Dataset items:
>> Begin

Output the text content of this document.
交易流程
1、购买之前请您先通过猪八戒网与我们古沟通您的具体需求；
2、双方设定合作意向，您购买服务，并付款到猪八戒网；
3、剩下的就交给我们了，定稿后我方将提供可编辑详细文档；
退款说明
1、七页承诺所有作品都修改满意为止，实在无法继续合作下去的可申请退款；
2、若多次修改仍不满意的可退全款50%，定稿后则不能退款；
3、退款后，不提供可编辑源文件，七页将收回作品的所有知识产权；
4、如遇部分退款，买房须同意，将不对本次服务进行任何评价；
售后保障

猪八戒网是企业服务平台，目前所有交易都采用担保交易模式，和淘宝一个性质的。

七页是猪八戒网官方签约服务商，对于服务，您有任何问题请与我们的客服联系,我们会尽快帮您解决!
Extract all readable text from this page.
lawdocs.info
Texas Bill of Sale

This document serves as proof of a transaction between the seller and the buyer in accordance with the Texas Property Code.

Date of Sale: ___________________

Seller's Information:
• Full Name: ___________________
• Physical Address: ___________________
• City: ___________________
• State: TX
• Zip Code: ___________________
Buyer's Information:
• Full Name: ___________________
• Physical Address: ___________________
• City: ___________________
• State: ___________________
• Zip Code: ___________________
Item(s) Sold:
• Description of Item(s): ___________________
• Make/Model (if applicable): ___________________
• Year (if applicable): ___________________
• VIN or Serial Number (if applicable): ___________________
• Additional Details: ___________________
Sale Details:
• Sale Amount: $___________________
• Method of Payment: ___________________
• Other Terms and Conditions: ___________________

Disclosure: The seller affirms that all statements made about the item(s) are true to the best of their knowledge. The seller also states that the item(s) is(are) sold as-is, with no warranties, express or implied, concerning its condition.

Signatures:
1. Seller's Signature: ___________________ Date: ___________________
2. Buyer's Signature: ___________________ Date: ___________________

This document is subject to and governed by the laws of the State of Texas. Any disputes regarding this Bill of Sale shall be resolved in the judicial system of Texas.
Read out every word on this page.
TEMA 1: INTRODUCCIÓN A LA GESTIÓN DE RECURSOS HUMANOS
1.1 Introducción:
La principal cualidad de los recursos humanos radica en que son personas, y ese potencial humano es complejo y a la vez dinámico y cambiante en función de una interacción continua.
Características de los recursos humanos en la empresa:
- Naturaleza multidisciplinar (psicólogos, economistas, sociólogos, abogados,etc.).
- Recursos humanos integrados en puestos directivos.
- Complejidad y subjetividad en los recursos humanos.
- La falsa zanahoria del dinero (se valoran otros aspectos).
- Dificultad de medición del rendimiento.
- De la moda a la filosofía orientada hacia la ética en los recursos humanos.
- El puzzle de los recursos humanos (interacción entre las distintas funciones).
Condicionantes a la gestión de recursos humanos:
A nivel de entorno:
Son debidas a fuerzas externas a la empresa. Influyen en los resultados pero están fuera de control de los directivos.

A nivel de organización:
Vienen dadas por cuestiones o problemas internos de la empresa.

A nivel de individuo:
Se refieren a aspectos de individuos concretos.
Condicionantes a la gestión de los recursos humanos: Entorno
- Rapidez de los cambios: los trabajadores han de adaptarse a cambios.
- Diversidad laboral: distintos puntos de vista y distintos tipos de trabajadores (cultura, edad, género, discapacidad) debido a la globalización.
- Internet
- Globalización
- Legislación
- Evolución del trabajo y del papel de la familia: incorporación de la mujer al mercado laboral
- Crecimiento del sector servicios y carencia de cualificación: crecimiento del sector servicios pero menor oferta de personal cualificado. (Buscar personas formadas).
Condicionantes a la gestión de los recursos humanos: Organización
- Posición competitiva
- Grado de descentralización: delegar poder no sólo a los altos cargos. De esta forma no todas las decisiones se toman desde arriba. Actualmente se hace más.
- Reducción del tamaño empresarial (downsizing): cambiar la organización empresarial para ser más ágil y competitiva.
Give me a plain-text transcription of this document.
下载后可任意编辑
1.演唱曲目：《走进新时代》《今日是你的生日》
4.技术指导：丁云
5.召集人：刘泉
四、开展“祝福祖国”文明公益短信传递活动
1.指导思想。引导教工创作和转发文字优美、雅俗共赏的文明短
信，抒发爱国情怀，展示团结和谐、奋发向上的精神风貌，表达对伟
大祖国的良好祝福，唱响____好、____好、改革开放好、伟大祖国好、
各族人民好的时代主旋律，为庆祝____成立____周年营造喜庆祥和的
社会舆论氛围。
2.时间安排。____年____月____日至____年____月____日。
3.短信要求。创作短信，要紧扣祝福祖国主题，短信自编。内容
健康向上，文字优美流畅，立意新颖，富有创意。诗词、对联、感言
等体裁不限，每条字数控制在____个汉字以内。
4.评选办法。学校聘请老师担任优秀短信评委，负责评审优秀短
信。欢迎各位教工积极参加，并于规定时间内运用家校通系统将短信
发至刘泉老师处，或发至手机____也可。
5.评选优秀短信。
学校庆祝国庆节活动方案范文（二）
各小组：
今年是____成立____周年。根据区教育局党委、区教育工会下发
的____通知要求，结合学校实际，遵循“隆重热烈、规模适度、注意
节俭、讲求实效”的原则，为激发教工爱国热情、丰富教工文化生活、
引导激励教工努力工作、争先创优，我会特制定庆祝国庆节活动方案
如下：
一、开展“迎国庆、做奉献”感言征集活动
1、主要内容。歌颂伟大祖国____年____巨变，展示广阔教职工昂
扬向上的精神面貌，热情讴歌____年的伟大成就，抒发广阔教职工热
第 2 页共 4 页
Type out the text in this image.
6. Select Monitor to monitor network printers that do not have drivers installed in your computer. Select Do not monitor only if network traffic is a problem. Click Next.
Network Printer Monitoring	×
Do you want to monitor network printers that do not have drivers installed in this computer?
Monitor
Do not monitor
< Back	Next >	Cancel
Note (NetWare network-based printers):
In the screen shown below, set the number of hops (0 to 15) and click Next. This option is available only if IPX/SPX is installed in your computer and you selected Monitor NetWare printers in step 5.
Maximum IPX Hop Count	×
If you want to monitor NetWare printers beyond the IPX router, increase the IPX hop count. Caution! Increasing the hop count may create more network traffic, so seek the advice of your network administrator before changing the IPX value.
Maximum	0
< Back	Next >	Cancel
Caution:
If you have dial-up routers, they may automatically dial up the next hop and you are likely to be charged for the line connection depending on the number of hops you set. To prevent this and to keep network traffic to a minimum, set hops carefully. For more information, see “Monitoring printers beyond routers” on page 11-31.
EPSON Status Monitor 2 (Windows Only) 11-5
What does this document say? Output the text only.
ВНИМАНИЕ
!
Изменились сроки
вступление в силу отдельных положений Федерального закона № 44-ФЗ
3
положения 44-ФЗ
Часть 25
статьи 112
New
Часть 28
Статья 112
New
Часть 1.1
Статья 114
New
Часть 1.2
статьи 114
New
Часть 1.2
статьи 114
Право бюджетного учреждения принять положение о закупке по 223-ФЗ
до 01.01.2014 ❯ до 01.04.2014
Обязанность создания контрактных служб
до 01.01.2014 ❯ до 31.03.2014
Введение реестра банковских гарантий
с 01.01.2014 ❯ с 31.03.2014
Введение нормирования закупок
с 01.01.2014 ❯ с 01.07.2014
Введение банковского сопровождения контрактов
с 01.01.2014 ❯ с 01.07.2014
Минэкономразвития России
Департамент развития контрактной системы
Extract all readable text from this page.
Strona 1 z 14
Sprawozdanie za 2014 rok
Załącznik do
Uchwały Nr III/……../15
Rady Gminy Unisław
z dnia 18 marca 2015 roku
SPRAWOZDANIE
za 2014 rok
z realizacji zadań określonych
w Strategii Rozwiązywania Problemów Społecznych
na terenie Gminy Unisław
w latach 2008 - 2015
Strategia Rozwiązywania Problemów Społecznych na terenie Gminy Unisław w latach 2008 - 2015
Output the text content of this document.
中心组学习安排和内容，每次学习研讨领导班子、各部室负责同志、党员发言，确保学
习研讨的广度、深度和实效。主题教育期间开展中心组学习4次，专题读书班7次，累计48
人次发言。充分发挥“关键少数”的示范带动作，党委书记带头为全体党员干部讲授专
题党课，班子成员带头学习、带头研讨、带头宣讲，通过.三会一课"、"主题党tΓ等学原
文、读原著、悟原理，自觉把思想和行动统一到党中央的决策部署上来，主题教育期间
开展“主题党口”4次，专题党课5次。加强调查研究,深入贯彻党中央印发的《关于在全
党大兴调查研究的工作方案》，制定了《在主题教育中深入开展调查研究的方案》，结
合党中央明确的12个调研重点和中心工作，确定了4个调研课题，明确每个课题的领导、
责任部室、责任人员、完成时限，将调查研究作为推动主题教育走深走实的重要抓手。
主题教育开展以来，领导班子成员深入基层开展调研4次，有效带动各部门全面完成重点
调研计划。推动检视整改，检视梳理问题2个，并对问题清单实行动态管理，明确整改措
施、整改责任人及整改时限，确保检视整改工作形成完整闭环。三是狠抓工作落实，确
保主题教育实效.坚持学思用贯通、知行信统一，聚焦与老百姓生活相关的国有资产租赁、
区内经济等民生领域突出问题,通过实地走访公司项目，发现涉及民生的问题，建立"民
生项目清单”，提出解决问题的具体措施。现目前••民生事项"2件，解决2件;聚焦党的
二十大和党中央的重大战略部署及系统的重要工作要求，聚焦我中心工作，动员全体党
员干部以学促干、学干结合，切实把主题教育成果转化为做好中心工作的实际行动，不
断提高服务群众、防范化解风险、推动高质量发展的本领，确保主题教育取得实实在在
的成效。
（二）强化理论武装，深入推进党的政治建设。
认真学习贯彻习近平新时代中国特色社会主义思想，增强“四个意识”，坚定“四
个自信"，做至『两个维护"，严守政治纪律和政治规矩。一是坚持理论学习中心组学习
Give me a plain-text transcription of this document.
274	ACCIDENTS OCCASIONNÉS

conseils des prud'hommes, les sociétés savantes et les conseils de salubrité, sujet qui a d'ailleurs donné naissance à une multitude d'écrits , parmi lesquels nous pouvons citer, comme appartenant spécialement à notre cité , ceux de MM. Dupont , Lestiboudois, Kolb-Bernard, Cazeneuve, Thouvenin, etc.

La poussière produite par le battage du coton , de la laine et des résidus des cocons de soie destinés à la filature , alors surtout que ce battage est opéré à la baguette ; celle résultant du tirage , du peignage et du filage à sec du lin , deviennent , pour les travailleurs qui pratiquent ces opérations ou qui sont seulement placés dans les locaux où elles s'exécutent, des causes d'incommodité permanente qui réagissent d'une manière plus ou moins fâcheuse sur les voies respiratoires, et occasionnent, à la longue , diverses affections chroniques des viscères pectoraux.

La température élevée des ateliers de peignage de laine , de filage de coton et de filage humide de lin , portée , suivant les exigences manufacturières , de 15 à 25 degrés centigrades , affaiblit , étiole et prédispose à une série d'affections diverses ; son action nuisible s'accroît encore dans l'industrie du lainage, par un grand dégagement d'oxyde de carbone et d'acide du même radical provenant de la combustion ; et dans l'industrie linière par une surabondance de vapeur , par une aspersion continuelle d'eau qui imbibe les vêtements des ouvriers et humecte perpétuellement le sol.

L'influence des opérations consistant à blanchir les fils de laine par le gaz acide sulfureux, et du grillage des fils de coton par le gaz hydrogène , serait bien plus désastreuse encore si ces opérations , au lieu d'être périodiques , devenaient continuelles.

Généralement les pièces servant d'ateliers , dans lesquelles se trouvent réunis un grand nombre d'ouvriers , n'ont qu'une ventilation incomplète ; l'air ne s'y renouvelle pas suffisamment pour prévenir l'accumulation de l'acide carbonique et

>> End

GOAL: Return every line from the records above that holds the word "Gminy".

RESULT OF THIS TASK:
Rady Gminy Unisław
na terenie Gminy Unisław
Strategia Rozwiązywania Problemów Społecznych na terenie Gminy Unisław w latach 2008 - 2015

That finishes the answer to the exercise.